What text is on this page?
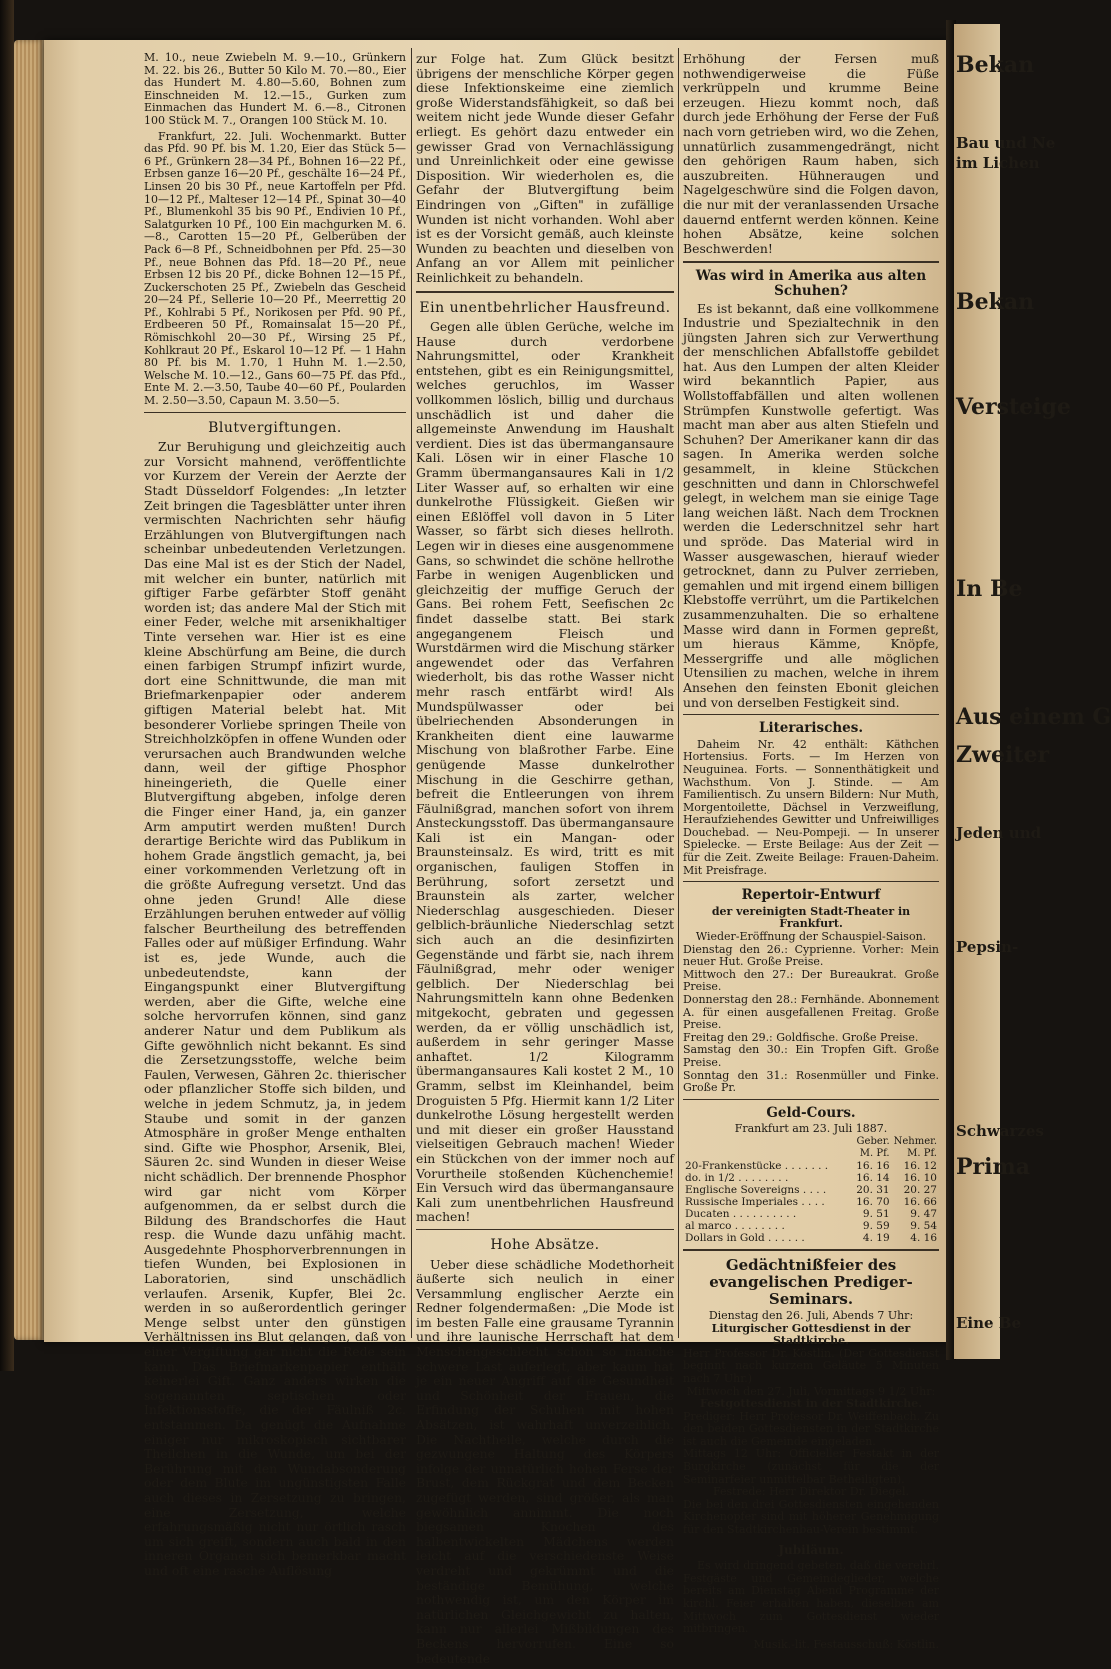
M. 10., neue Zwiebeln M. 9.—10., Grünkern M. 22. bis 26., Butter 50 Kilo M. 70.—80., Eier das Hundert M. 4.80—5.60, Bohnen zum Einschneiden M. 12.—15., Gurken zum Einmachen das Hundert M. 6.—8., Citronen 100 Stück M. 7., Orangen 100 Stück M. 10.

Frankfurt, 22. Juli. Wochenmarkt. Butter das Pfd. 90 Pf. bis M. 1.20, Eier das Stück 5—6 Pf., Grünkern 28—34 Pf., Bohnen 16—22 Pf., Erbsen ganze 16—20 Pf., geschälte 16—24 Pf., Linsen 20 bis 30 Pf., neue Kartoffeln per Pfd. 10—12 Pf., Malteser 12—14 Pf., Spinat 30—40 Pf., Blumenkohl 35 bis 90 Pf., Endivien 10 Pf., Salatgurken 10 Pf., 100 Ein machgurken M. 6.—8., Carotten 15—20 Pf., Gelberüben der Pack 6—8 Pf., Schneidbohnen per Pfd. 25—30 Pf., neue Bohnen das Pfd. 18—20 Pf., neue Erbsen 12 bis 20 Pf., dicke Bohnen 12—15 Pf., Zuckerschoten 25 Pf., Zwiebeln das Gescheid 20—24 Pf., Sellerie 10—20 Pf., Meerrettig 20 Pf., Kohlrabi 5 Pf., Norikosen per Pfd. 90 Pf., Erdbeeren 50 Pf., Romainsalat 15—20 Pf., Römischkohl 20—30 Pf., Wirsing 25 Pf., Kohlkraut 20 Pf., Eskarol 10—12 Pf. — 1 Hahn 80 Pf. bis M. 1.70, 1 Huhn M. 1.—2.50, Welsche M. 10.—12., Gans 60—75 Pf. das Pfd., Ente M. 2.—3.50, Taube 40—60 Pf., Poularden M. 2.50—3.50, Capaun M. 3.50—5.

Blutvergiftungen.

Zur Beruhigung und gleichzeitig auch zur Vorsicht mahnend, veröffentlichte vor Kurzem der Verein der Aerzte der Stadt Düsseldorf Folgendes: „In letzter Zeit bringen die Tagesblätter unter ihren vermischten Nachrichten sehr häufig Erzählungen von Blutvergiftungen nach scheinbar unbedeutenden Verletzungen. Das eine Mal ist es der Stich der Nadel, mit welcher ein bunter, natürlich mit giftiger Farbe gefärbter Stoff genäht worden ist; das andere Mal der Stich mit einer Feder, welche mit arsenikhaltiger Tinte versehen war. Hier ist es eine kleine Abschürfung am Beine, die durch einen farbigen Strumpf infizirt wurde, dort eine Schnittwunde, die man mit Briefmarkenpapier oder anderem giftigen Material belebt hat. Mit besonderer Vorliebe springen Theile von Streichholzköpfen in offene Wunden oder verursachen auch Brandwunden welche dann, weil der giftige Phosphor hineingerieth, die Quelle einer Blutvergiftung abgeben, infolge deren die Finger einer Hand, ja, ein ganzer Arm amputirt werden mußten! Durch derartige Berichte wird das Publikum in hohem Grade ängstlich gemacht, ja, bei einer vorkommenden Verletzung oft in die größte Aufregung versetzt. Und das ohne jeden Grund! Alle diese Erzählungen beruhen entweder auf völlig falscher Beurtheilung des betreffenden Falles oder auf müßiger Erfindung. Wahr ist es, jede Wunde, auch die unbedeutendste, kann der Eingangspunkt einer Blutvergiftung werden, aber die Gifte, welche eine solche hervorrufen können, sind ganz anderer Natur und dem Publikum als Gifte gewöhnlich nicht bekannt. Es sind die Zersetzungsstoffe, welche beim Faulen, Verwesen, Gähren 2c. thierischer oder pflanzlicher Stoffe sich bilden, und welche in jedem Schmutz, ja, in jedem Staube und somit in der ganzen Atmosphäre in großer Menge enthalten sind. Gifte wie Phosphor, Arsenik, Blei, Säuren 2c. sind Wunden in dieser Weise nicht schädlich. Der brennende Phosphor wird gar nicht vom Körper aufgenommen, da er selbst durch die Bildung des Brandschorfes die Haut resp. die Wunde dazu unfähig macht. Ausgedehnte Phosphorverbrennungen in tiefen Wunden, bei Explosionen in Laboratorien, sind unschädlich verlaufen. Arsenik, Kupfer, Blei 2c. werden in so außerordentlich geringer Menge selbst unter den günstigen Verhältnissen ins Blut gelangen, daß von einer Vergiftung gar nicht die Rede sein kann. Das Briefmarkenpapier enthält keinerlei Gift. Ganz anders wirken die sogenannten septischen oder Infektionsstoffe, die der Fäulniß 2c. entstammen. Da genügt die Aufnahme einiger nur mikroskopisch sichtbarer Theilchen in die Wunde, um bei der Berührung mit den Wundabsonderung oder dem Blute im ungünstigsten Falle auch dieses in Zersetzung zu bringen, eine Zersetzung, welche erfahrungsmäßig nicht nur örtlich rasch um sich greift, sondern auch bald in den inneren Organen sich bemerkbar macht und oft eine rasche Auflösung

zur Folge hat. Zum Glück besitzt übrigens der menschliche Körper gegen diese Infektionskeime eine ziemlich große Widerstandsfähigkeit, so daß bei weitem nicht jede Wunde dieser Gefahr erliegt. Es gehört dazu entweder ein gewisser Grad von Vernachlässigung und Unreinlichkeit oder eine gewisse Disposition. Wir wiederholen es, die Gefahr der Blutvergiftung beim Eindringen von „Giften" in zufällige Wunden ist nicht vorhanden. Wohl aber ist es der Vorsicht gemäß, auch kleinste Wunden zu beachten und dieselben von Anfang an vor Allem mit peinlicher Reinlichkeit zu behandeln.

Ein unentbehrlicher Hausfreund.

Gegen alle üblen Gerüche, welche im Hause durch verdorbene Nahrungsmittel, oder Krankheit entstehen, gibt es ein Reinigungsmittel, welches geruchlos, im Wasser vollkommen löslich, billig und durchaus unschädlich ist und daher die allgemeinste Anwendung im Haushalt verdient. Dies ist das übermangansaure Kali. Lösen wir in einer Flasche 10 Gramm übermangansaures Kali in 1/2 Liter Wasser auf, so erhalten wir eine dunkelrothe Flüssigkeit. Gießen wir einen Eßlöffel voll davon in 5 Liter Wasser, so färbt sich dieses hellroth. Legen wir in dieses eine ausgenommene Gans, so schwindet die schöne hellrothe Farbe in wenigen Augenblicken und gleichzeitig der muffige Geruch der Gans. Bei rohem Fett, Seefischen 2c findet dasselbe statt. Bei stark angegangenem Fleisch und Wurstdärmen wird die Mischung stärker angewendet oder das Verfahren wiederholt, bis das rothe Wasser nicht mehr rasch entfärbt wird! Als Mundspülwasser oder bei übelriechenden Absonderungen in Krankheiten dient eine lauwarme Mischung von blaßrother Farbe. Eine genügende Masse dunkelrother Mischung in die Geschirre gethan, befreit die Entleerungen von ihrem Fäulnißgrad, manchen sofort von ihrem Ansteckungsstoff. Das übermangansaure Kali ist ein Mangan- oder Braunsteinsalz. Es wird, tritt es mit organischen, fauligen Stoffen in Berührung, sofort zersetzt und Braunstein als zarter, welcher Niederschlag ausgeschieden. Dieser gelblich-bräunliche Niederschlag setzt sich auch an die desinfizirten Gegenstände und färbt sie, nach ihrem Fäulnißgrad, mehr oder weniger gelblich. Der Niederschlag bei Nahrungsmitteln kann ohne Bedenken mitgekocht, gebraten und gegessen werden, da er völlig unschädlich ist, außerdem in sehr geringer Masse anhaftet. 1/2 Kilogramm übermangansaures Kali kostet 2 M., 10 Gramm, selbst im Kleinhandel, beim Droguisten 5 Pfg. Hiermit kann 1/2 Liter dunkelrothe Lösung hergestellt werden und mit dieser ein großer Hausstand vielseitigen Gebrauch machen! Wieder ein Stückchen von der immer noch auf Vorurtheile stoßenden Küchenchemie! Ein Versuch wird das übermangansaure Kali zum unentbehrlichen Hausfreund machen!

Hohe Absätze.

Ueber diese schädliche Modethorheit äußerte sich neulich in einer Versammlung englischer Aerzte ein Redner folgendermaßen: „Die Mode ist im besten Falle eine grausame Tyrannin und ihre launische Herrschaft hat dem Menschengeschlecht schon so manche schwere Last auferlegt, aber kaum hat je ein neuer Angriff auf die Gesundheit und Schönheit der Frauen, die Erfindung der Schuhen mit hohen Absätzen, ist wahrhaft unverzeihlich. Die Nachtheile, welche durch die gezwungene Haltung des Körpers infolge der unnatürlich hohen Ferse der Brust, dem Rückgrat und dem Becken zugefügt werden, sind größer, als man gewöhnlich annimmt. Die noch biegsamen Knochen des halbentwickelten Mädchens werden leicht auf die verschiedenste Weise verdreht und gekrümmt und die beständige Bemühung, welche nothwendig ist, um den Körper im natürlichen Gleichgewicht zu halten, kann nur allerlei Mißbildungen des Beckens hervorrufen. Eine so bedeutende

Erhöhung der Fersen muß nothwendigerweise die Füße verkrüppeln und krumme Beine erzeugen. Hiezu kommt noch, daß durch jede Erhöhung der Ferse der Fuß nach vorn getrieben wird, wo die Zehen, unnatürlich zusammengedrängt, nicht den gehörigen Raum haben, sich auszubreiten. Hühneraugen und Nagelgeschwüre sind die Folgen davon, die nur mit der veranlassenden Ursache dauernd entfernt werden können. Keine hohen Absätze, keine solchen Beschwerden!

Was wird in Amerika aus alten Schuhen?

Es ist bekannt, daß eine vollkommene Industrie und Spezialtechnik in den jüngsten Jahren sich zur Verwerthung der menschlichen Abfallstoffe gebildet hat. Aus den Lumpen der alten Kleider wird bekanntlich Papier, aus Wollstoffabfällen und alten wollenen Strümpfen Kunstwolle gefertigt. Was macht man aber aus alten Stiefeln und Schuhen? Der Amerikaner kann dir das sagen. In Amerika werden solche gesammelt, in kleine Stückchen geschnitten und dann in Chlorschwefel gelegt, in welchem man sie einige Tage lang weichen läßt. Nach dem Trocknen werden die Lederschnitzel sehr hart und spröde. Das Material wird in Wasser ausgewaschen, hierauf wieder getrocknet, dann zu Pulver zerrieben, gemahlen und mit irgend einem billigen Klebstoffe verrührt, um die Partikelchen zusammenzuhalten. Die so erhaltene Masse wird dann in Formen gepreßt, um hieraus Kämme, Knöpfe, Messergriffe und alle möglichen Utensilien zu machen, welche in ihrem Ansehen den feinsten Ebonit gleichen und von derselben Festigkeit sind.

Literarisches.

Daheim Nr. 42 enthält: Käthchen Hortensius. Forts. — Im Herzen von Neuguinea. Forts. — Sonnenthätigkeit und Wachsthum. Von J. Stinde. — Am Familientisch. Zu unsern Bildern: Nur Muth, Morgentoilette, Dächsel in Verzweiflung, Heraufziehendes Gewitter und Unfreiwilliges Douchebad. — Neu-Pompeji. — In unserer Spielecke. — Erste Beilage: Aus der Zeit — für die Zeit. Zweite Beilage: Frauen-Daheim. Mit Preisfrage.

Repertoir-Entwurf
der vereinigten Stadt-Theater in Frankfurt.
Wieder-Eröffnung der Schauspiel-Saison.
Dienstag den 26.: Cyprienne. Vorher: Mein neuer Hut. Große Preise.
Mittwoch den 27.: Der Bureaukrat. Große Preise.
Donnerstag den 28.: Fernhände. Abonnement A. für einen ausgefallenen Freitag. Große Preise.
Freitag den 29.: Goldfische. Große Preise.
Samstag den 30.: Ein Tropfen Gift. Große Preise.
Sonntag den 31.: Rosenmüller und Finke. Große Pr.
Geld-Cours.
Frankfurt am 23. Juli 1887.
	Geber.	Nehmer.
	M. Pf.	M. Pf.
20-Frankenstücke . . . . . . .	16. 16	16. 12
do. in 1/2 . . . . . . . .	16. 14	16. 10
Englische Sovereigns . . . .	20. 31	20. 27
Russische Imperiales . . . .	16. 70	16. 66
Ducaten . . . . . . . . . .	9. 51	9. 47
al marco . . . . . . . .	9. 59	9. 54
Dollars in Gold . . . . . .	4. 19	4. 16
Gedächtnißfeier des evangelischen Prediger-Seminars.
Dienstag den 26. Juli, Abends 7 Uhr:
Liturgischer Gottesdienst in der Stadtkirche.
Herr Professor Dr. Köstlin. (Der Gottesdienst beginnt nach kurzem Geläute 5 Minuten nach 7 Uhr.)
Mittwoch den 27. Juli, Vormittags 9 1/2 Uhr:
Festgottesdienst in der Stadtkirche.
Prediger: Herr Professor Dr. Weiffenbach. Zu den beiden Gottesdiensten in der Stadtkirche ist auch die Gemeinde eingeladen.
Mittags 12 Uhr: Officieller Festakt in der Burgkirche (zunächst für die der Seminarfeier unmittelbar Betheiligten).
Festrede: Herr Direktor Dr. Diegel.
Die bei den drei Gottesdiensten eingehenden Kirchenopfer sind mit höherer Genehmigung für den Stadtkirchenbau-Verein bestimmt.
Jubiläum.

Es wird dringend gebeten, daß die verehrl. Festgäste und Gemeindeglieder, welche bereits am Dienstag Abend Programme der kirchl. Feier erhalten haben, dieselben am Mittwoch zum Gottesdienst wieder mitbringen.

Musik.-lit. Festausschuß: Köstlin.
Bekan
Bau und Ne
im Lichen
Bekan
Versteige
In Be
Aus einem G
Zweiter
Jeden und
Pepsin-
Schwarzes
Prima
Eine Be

::::::::::

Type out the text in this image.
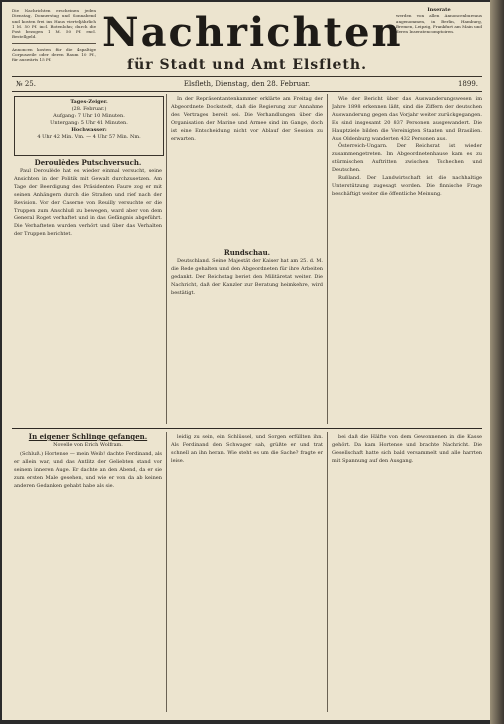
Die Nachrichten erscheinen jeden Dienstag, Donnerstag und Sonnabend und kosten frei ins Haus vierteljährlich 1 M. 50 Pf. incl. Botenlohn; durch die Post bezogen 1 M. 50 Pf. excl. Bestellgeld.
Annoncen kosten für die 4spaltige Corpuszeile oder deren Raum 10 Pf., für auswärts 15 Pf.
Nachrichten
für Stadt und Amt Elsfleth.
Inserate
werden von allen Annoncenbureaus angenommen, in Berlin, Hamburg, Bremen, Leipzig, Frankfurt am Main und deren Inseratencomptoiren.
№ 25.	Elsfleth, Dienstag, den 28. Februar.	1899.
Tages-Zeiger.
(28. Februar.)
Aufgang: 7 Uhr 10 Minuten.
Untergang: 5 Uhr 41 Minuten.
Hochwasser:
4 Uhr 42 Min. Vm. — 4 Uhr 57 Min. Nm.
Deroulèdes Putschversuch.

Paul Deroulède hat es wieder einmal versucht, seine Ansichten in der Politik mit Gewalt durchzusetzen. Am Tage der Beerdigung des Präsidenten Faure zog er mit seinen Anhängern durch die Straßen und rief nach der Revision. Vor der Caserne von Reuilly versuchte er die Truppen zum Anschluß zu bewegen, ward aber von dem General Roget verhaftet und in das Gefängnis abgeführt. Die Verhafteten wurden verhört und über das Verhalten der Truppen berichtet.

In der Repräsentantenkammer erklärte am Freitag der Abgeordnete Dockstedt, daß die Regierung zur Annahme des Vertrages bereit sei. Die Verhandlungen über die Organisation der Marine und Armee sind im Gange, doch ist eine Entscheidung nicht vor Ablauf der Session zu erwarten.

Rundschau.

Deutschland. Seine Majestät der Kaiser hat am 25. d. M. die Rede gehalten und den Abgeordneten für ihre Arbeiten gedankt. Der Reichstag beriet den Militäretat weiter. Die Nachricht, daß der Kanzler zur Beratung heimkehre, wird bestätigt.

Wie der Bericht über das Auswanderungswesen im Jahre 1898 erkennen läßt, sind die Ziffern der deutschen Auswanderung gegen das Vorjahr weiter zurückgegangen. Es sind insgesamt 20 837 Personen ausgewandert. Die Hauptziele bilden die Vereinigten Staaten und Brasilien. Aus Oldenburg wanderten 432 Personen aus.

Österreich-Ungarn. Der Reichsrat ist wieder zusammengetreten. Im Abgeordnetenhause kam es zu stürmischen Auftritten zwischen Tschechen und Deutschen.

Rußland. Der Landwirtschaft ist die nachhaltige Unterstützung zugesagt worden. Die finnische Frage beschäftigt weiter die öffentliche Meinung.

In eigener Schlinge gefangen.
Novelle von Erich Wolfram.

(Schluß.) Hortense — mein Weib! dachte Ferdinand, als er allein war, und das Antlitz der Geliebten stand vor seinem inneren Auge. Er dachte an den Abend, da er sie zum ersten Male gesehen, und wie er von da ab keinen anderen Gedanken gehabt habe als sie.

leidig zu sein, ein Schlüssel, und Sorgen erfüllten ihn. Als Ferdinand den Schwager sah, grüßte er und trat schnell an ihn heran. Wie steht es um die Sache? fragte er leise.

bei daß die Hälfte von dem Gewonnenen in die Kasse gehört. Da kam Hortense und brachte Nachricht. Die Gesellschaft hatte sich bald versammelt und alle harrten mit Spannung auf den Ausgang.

::::::::::

### EXERCISE BRIEF
Work out the number of lines in the records that contain the string "Mittwoch". Nothing but that number should be sent back.

### SOLUTION TO THE EXERCISE
3